## [Problem to work on]
Locate and copy each line in the data that contains the word "版权所有".

Dataset items:
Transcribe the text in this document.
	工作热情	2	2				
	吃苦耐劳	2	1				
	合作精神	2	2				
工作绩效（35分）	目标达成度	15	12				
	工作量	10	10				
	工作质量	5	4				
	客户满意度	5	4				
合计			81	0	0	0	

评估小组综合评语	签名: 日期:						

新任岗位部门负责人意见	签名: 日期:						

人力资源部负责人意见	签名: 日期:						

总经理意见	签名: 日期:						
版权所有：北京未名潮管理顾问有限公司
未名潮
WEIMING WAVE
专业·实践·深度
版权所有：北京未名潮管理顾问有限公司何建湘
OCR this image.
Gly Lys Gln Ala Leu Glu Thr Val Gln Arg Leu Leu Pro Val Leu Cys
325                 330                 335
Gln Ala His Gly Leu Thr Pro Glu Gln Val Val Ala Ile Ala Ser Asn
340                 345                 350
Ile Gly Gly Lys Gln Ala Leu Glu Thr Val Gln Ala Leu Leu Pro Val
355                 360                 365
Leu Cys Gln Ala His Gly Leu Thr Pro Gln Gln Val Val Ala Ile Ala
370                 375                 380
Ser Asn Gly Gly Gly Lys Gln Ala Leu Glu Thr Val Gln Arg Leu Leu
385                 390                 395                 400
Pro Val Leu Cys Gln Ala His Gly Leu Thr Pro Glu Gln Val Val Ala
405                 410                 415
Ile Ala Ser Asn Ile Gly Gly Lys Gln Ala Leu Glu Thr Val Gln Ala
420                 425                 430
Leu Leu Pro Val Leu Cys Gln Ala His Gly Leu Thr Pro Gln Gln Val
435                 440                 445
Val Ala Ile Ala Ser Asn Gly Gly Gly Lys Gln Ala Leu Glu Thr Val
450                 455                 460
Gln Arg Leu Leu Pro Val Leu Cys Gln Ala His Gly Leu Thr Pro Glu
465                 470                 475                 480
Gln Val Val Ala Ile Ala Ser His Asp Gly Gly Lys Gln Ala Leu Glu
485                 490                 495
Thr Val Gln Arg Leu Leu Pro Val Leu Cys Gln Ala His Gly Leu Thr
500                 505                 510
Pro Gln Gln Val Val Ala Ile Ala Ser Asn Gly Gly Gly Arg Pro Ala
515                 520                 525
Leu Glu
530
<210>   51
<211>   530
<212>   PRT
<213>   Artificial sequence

## [Finished exercise]
版权所有：北京未名潮管理顾问有限公司
版权所有：北京未名潮管理顾问有限公司何建湘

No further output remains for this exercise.